◆ **Set task**
Read the data and repeat all of it exactly.
○ ○ ○
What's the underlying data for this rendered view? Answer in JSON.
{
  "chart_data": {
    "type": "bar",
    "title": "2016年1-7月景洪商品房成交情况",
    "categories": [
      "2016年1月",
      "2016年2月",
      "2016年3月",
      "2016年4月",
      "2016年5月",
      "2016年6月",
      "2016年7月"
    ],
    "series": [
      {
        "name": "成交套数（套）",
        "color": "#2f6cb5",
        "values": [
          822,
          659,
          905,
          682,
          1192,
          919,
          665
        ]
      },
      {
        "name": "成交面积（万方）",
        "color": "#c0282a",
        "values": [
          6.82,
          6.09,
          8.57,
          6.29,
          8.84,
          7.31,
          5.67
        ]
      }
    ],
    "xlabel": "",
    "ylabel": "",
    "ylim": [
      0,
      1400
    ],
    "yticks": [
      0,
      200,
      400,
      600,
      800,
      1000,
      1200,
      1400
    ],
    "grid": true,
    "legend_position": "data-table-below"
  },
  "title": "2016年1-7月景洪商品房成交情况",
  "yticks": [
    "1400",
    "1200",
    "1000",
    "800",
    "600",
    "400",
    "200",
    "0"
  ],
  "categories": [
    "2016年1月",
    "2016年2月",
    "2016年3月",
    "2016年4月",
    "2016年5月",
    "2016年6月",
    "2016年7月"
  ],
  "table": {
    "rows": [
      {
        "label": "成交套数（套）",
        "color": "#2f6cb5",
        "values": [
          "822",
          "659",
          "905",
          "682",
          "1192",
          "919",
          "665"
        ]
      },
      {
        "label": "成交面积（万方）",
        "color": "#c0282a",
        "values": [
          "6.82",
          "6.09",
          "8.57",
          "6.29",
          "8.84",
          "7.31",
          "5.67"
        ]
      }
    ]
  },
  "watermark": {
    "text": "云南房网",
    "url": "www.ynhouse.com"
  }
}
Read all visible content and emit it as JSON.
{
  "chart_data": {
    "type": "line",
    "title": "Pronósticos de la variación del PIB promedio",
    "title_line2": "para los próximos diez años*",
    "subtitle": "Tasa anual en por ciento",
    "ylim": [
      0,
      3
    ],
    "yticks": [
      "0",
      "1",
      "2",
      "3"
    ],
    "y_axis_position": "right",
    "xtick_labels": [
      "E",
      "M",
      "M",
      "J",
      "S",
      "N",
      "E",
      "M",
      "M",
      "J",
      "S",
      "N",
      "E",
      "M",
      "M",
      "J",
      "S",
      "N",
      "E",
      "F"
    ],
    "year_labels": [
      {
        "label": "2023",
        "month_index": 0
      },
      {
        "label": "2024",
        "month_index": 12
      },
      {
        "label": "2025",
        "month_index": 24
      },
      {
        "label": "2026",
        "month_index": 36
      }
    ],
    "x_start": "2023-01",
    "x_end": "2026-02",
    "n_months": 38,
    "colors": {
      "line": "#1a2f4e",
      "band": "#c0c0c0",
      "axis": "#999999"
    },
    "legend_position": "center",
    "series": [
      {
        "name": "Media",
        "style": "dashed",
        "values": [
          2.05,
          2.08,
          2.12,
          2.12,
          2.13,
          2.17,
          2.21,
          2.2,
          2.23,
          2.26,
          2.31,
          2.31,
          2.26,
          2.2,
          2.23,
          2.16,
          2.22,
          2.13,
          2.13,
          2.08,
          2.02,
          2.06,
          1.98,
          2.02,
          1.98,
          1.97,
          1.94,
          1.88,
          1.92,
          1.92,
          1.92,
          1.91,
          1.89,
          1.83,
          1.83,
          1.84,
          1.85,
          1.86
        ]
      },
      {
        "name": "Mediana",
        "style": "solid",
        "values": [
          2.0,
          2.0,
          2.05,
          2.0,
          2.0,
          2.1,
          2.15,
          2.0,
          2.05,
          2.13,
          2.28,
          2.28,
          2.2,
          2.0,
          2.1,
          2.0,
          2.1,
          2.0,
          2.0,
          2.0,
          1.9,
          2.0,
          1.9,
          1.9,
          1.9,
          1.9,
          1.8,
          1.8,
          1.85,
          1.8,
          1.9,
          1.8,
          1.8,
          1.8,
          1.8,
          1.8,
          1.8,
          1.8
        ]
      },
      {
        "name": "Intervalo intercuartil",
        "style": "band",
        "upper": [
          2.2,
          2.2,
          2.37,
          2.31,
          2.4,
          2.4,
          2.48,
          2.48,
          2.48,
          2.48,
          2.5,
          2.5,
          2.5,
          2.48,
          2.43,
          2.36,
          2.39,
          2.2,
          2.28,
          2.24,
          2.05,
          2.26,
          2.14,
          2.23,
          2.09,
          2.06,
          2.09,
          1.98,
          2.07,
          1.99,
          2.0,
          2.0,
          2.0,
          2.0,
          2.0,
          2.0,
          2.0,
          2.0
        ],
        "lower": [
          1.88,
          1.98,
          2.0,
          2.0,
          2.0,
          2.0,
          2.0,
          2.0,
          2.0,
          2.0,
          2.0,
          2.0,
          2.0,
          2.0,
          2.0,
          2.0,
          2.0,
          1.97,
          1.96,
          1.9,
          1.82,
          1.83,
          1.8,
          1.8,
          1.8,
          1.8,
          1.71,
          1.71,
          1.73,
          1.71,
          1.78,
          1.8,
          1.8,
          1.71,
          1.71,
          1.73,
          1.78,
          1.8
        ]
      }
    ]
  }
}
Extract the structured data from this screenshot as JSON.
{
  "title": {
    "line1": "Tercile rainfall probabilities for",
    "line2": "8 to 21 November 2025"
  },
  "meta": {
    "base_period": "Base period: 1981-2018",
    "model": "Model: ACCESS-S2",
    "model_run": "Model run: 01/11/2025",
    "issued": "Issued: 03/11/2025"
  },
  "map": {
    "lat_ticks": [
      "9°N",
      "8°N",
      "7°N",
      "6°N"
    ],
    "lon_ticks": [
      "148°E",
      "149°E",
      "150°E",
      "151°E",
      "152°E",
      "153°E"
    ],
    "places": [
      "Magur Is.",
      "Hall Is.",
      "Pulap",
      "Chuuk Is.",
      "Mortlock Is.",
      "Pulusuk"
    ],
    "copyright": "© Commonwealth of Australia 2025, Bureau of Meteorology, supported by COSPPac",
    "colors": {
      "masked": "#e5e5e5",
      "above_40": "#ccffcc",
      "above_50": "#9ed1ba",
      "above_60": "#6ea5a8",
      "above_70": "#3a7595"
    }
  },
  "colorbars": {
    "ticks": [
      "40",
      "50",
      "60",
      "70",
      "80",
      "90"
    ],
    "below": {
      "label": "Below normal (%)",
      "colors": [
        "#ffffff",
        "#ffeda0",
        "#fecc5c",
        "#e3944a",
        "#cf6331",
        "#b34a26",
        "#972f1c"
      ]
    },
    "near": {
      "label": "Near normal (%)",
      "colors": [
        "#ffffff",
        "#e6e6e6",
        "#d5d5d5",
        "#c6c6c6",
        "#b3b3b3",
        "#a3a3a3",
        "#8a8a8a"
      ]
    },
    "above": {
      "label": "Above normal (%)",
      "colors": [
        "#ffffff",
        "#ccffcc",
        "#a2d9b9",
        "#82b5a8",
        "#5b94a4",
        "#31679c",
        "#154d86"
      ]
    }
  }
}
○ ○ ○
◆ **Output of the exercise**
What's the underlying data for this rendered view? Answer in JSON.
{
  "chart_data": {
    "type": "bar",
    "title": "2016年1-7月景洪商品房成交情况",
    "categories": [
      "2016年1月",
      "2016年2月",
      "2016年3月",
      "2016年4月",
      "2016年5月",
      "2016年6月",
      "2016年7月"
    ],
    "series": [
      {
        "name": "成交套数（套）",
        "color": "#2f6cb5",
        "values": [
          822,
          659,
          905,
          682,
          1192,
          919,
          665
        ]
      },
      {
        "name": "成交面积（万方）",
        "color": "#c0282a",
        "values": [
          6.82,
          6.09,
          8.57,
          6.29,
          8.84,
          7.31,
          5.67
        ]
      }
    ],
    "xlabel": "",
    "ylabel": "",
    "ylim": [
      0,
      1400
    ],
    "yticks": [
      0,
      200,
      400,
      600,
      800,
      1000,
      1200,
      1400
    ],
    "grid": true,
    "legend_position": "data-table-below"
  },
  "title": "2016年1-7月景洪商品房成交情况",
  "yticks": [
    "1400",
    "1200",
    "1000",
    "800",
    "600",
    "400",
    "200",
    "0"
  ],
  "categories": [
    "2016年1月",
    "2016年2月",
    "2016年3月",
    "2016年4月",
    "2016年5月",
    "2016年6月",
    "2016年7月"
  ],
  "table": {
    "rows": [
      {
        "label": "成交套数（套）",
        "color": "#2f6cb5",
        "values": [
          "822",
          "659",
          "905",
          "682",
          "1192",
          "919",
          "665"
        ]
      },
      {
        "label": "成交面积（万方）",
        "color": "#c0282a",
        "values": [
          "6.82",
          "6.09",
          "8.57",
          "6.29",
          "8.84",
          "7.31",
          "5.67"
        ]
      }
    ]
  },
  "watermark": {
    "text": "云南房网",
    "url": "www.ynhouse.com"
  }
}
Read all visible content and emit it as JSON.
{
  "chart_data": {
    "type": "line",
    "title": "Pronósticos de la variación del PIB promedio",
    "title_line2": "para los próximos diez años*",
    "subtitle": "Tasa anual en por ciento",
    "ylim": [
      0,
      3
    ],
    "yticks": [
      "0",
      "1",
      "2",
      "3"
    ],
    "y_axis_position": "right",
    "xtick_labels": [
      "E",
      "M",
      "M",
      "J",
      "S",
      "N",
      "E",
      "M",
      "M",
      "J",
      "S",
      "N",
      "E",
      "M",
      "M",
      "J",
      "S",
      "N",
      "E",
      "F"
    ],
    "year_labels": [
      {
        "label": "2023",
        "month_index": 0
      },
      {
        "label": "2024",
        "month_index": 12
      },
      {
        "label": "2025",
        "month_index": 24
      },
      {
        "label": "2026",
        "month_index": 36
      }
    ],
    "x_start": "2023-01",
    "x_end": "2026-02",
    "n_months": 38,
    "colors": {
      "line": "#1a2f4e",
      "band": "#c0c0c0",
      "axis": "#999999"
    },
    "legend_position": "center",
    "series": [
      {
        "name": "Media",
        "style": "dashed",
        "values": [
          2.05,
          2.08,
          2.12,
          2.12,
          2.13,
          2.17,
          2.21,
          2.2,
          2.23,
          2.26,
          2.31,
          2.31,
          2.26,
          2.2,
          2.23,
          2.16,
          2.22,
          2.13,
          2.13,
          2.08,
          2.02,
          2.06,
          1.98,
          2.02,
          1.98,
          1.97,
          1.94,
          1.88,
          1.92,
          1.92,
          1.92,
          1.91,
          1.89,
          1.83,
          1.83,
          1.84,
          1.85,
          1.86
        ]
      },
      {
        "name": "Mediana",
        "style": "solid",
        "values": [
          2.0,
          2.0,
          2.05,
          2.0,
          2.0,
          2.1,
          2.15,
          2.0,
          2.05,
          2.13,
          2.28,
          2.28,
          2.2,
          2.0,
          2.1,
          2.0,
          2.1,
          2.0,
          2.0,
          2.0,
          1.9,
          2.0,
          1.9,
          1.9,
          1.9,
          1.9,
          1.8,
          1.8,
          1.85,
          1.8,
          1.9,
          1.8,
          1.8,
          1.8,
          1.8,
          1.8,
          1.8,
          1.8
        ]
      },
      {
        "name": "Intervalo intercuartil",
        "style": "band",
        "upper": [
          2.2,
          2.2,
          2.37,
          2.31,
          2.4,
          2.4,
          2.48,
          2.48,
          2.48,
          2.48,
          2.5,
          2.5,
          2.5,
          2.48,
          2.43,
          2.36,
          2.39,
          2.2,
          2.28,
          2.24,
          2.05,
          2.26,
          2.14,
          2.23,
          2.09,
          2.06,
          2.09,
          1.98,
          2.07,
          1.99,
          2.0,
          2.0,
          2.0,
          2.0,
          2.0,
          2.0,
          2.0,
          2.0
        ],
        "lower": [
          1.88,
          1.98,
          2.0,
          2.0,
          2.0,
          2.0,
          2.0,
          2.0,
          2.0,
          2.0,
          2.0,
          2.0,
          2.0,
          2.0,
          2.0,
          2.0,
          2.0,
          1.97,
          1.96,
          1.9,
          1.82,
          1.83,
          1.8,
          1.8,
          1.8,
          1.8,
          1.71,
          1.71,
          1.73,
          1.71,
          1.78,
          1.8,
          1.8,
          1.71,
          1.71,
          1.73,
          1.78,
          1.8
        ]
      }
    ]
  }
}
Extract the structured data from this screenshot as JSON.
{
  "title": {
    "line1": "Tercile rainfall probabilities for",
    "line2": "8 to 21 November 2025"
  },
  "meta": {
    "base_period": "Base period: 1981-2018",
    "model": "Model: ACCESS-S2",
    "model_run": "Model run: 01/11/2025",
    "issued": "Issued: 03/11/2025"
  },
  "map": {
    "lat_ticks": [
      "9°N",
      "8°N",
      "7°N",
      "6°N"
    ],
    "lon_ticks": [
      "148°E",
      "149°E",
      "150°E",
      "151°E",
      "152°E",
      "153°E"
    ],
    "places": [
      "Magur Is.",
      "Hall Is.",
      "Pulap",
      "Chuuk Is.",
      "Mortlock Is.",
      "Pulusuk"
    ],
    "copyright": "© Commonwealth of Australia 2025, Bureau of Meteorology, supported by COSPPac",
    "colors": {
      "masked": "#e5e5e5",
      "above_40": "#ccffcc",
      "above_50": "#9ed1ba",
      "above_60": "#6ea5a8",
      "above_70": "#3a7595"
    }
  },
  "colorbars": {
    "ticks": [
      "40",
      "50",
      "60",
      "70",
      "80",
      "90"
    ],
    "below": {
      "label": "Below normal (%)",
      "colors": [
        "#ffffff",
        "#ffeda0",
        "#fecc5c",
        "#e3944a",
        "#cf6331",
        "#b34a26",
        "#972f1c"
      ]
    },
    "near": {
      "label": "Near normal (%)",
      "colors": [
        "#ffffff",
        "#e6e6e6",
        "#d5d5d5",
        "#c6c6c6",
        "#b3b3b3",
        "#a3a3a3",
        "#8a8a8a"
      ]
    },
    "above": {
      "label": "Above normal (%)",
      "colors": [
        "#ffffff",
        "#ccffcc",
        "#a2d9b9",
        "#82b5a8",
        "#5b94a4",
        "#31679c",
        "#154d86"
      ]
    }
  }
}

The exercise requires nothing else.